*Problem details:* Copy nothing but the text: repeat each entry exactly and drop the images.

*Excerpted data:*
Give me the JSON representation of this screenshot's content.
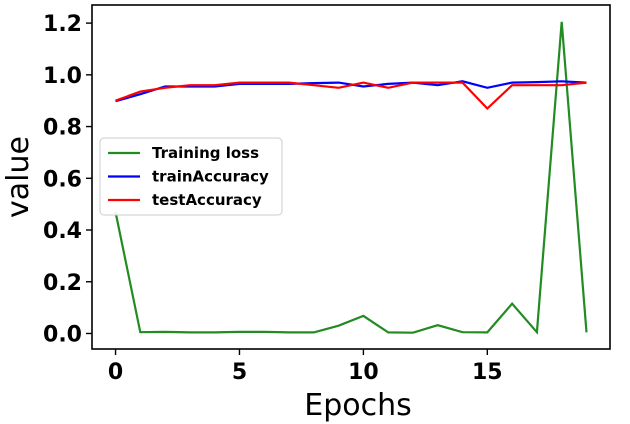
{
  "chart_data": {
    "type": "line",
    "title": "",
    "xlabel": "Epochs",
    "ylabel": "value",
    "xlim": [
      -0.95,
      19.95
    ],
    "ylim": [
      -0.06,
      1.27
    ],
    "x_ticks": [
      0,
      5,
      10,
      15
    ],
    "x_tick_labels": [
      "0",
      "5",
      "10",
      "15"
    ],
    "y_ticks": [
      0.0,
      0.2,
      0.4,
      0.6,
      0.8,
      1.0,
      1.2
    ],
    "y_tick_labels": [
      "0.0",
      "0.2",
      "0.4",
      "0.6",
      "0.8",
      "1.0",
      "1.2"
    ],
    "grid": false,
    "legend_position": "center-left",
    "x": [
      0,
      1,
      2,
      3,
      4,
      5,
      6,
      7,
      8,
      9,
      10,
      11,
      12,
      13,
      14,
      15,
      16,
      17,
      18,
      19
    ],
    "series": [
      {
        "name": "Training loss",
        "color": "#228b22",
        "values": [
          0.47,
          0.005,
          0.006,
          0.004,
          0.004,
          0.006,
          0.006,
          0.004,
          0.004,
          0.03,
          0.068,
          0.004,
          0.003,
          0.032,
          0.005,
          0.004,
          0.115,
          0.005,
          1.205,
          0.004
        ]
      },
      {
        "name": "trainAccuracy",
        "color": "#0000ff",
        "values": [
          0.898,
          0.925,
          0.955,
          0.955,
          0.955,
          0.965,
          0.965,
          0.965,
          0.968,
          0.97,
          0.955,
          0.965,
          0.97,
          0.96,
          0.975,
          0.95,
          0.97,
          0.972,
          0.975,
          0.97
        ]
      },
      {
        "name": "testAccuracy",
        "color": "#ff0000",
        "values": [
          0.9,
          0.935,
          0.95,
          0.96,
          0.96,
          0.97,
          0.97,
          0.97,
          0.96,
          0.95,
          0.97,
          0.95,
          0.97,
          0.97,
          0.97,
          0.87,
          0.96,
          0.96,
          0.96,
          0.97
        ]
      }
    ]
  }
}
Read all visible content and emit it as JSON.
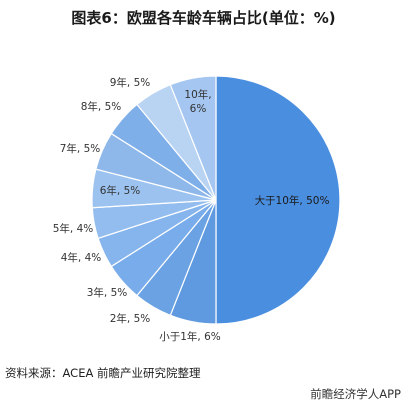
{
  "title": "图表6：欧盟各车龄车辆占比(单位：%)",
  "source": "资料来源：ACEA 前瞻产业研究院整理",
  "watermark": "前瞻经济学人APP",
  "colors": {
    "main_slice": "#4a8ee0",
    "slice_palette": [
      "#5f99df",
      "#6aa2e4",
      "#79acea",
      "#86b4ec",
      "#93bdee",
      "#9cc3f0",
      "#8fb8ea",
      "#7fafe8",
      "#b9d4f3",
      "#a5c6f0"
    ],
    "slice_border": "#ffffff",
    "label_text": "#333333"
  },
  "chart_data": {
    "type": "pie",
    "title": "欧盟各车龄车辆占比(单位：%)",
    "unit": "%",
    "start": "12 o'clock, clockwise",
    "slices": [
      {
        "label": "大于10年",
        "value": 50,
        "display": "大于10年, 50%"
      },
      {
        "label": "小于1年",
        "value": 6,
        "display": "小于1年, 6%"
      },
      {
        "label": "2年",
        "value": 5,
        "display": "2年, 5%"
      },
      {
        "label": "3年",
        "value": 5,
        "display": "3年, 5%"
      },
      {
        "label": "4年",
        "value": 4,
        "display": "4年, 4%"
      },
      {
        "label": "5年",
        "value": 4,
        "display": "5年, 4%"
      },
      {
        "label": "6年",
        "value": 5,
        "display": "6年, 5%"
      },
      {
        "label": "7年",
        "value": 5,
        "display": "7年, 5%"
      },
      {
        "label": "8年",
        "value": 5,
        "display": "8年, 5%"
      },
      {
        "label": "9年",
        "value": 5,
        "display": "9年, 5%"
      },
      {
        "label": "10年",
        "value": 6,
        "display": "10年, 6%"
      }
    ]
  }
}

*Output for this task:*
Give me the JSON representation of this screenshot's content.
{
  "chart_data": {
    "type": "line",
    "title": "",
    "xlabel": "Epochs",
    "ylabel": "value",
    "xlim": [
      -0.95,
      19.95
    ],
    "ylim": [
      -0.06,
      1.27
    ],
    "x_ticks": [
      0,
      5,
      10,
      15
    ],
    "x_tick_labels": [
      "0",
      "5",
      "10",
      "15"
    ],
    "y_ticks": [
      0.0,
      0.2,
      0.4,
      0.6,
      0.8,
      1.0,
      1.2
    ],
    "y_tick_labels": [
      "0.0",
      "0.2",
      "0.4",
      "0.6",
      "0.8",
      "1.0",
      "1.2"
    ],
    "grid": false,
    "legend_position": "center-left",
    "x": [
      0,
      1,
      2,
      3,
      4,
      5,
      6,
      7,
      8,
      9,
      10,
      11,
      12,
      13,
      14,
      15,
      16,
      17,
      18,
      19
    ],
    "series": [
      {
        "name": "Training loss",
        "color": "#228b22",
        "values": [
          0.47,
          0.005,
          0.006,
          0.004,
          0.004,
          0.006,
          0.006,
          0.004,
          0.004,
          0.03,
          0.068,
          0.004,
          0.003,
          0.032,
          0.005,
          0.004,
          0.115,
          0.005,
          1.205,
          0.004
        ]
      },
      {
        "name": "trainAccuracy",
        "color": "#0000ff",
        "values": [
          0.898,
          0.925,
          0.955,
          0.955,
          0.955,
          0.965,
          0.965,
          0.965,
          0.968,
          0.97,
          0.955,
          0.965,
          0.97,
          0.96,
          0.975,
          0.95,
          0.97,
          0.972,
          0.975,
          0.97
        ]
      },
      {
        "name": "testAccuracy",
        "color": "#ff0000",
        "values": [
          0.9,
          0.935,
          0.95,
          0.96,
          0.96,
          0.97,
          0.97,
          0.97,
          0.96,
          0.95,
          0.97,
          0.95,
          0.97,
          0.97,
          0.97,
          0.87,
          0.96,
          0.96,
          0.96,
          0.97
        ]
      }
    ]
  }
}
Read all visible content and emit it as JSON.
{
  "title": "图表6：欧盟各车龄车辆占比(单位：%)",
  "source": "资料来源：ACEA 前瞻产业研究院整理",
  "watermark": "前瞻经济学人APP",
  "colors": {
    "main_slice": "#4a8ee0",
    "slice_palette": [
      "#5f99df",
      "#6aa2e4",
      "#79acea",
      "#86b4ec",
      "#93bdee",
      "#9cc3f0",
      "#8fb8ea",
      "#7fafe8",
      "#b9d4f3",
      "#a5c6f0"
    ],
    "slice_border": "#ffffff",
    "label_text": "#333333"
  },
  "chart_data": {
    "type": "pie",
    "title": "欧盟各车龄车辆占比(单位：%)",
    "unit": "%",
    "start": "12 o'clock, clockwise",
    "slices": [
      {
        "label": "大于10年",
        "value": 50,
        "display": "大于10年, 50%"
      },
      {
        "label": "小于1年",
        "value": 6,
        "display": "小于1年, 6%"
      },
      {
        "label": "2年",
        "value": 5,
        "display": "2年, 5%"
      },
      {
        "label": "3年",
        "value": 5,
        "display": "3年, 5%"
      },
      {
        "label": "4年",
        "value": 4,
        "display": "4年, 4%"
      },
      {
        "label": "5年",
        "value": 4,
        "display": "5年, 4%"
      },
      {
        "label": "6年",
        "value": 5,
        "display": "6年, 5%"
      },
      {
        "label": "7年",
        "value": 5,
        "display": "7年, 5%"
      },
      {
        "label": "8年",
        "value": 5,
        "display": "8年, 5%"
      },
      {
        "label": "9年",
        "value": 5,
        "display": "9年, 5%"
      },
      {
        "label": "10年",
        "value": 6,
        "display": "10年, 6%"
      }
    ]
  }
}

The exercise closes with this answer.